Stored records:
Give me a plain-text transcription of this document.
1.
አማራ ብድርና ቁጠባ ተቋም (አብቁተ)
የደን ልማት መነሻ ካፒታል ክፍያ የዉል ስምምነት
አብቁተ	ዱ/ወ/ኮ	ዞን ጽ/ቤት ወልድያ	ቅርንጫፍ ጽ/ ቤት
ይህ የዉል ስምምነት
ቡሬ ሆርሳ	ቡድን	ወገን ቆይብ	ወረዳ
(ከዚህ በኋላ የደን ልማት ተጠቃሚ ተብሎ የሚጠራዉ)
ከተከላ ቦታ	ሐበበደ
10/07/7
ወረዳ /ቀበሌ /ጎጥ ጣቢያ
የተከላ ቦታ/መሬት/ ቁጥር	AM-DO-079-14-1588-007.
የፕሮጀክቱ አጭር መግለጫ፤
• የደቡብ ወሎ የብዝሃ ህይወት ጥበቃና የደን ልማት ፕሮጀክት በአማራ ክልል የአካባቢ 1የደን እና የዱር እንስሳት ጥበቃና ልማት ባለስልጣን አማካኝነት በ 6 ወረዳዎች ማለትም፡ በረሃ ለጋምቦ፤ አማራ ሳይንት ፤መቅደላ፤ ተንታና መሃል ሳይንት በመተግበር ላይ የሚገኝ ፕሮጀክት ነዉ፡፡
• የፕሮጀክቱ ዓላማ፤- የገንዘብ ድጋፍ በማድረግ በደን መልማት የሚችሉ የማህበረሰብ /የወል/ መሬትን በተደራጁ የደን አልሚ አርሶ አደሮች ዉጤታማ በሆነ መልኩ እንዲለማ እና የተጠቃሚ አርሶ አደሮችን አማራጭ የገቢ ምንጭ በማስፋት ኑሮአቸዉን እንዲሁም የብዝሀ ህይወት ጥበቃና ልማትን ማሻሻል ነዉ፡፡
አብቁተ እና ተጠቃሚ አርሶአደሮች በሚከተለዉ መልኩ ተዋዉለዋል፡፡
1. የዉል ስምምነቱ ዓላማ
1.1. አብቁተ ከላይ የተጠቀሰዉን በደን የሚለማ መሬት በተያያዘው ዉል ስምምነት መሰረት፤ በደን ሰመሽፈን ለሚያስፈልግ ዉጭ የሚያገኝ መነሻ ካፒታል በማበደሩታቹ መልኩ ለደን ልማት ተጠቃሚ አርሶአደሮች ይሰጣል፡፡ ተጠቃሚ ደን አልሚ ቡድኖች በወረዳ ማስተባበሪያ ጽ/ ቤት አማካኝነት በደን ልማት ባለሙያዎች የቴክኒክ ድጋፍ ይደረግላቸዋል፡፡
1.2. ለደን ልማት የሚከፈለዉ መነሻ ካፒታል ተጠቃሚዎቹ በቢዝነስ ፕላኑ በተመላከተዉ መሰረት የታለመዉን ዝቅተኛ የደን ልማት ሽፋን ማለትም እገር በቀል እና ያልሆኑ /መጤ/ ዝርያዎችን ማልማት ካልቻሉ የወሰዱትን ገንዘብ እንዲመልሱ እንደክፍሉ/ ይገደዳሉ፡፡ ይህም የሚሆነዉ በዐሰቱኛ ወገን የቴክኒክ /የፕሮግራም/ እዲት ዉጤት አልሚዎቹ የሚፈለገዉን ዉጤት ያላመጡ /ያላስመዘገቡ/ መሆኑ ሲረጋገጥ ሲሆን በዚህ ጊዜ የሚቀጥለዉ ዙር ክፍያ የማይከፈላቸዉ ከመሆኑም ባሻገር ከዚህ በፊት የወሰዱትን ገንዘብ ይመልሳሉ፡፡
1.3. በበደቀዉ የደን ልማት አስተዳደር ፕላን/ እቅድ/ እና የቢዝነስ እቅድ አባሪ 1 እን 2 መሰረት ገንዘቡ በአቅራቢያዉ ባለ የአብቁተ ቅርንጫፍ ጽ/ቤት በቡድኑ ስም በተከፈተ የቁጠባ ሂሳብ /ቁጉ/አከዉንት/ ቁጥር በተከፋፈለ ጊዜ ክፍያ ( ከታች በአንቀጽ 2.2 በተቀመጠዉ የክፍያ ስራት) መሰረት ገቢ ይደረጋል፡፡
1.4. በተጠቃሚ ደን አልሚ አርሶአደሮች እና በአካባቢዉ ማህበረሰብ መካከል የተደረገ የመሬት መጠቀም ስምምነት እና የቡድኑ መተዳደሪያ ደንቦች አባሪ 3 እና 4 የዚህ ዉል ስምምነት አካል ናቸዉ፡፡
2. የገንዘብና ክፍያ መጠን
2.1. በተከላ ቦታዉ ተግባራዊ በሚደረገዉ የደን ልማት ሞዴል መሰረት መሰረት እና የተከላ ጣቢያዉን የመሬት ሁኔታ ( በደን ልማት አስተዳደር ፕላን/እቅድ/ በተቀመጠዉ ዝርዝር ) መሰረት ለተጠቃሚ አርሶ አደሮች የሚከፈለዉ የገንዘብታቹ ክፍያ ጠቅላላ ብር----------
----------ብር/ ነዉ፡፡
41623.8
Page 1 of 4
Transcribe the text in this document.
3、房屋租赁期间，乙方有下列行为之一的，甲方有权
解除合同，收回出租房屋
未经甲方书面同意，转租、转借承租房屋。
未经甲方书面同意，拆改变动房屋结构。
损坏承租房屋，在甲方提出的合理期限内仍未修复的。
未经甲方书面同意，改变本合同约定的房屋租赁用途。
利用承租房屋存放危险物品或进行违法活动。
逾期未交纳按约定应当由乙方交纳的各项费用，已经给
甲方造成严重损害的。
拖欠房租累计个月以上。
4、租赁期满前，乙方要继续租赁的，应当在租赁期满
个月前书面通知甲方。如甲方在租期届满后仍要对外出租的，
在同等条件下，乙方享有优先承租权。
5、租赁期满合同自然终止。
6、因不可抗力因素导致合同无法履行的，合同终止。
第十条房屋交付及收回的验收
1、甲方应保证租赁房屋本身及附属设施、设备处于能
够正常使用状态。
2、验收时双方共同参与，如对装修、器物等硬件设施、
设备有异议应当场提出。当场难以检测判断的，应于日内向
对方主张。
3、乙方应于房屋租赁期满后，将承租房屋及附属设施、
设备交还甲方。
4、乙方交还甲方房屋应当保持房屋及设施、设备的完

INSTRUCTIONS TO FOLLOW – Copy out every line with the word "የፕሮጀክቱ".

TASK ANSWER –
የፕሮጀክቱ አጭር መግለጫ፤
• የፕሮጀክቱ ዓላማ፤- የገንዘብ ድጋፍ በማድረግ በደን መልማት የሚችሉ የማህበረሰብ /የወል/ መሬትን በተደራጁ የደን አልሚ አርሶ አደሮች ዉጤታማ በሆነ መልኩ እንዲለማ እና የተጠቃሚ አርሶ አደሮችን አማራጭ የገቢ ምንጭ በማስፋት ኑሮአቸዉን እንዲሁም የብዝሀ ህይወት ጥበቃና ልማትን ማሻሻል ነዉ፡፡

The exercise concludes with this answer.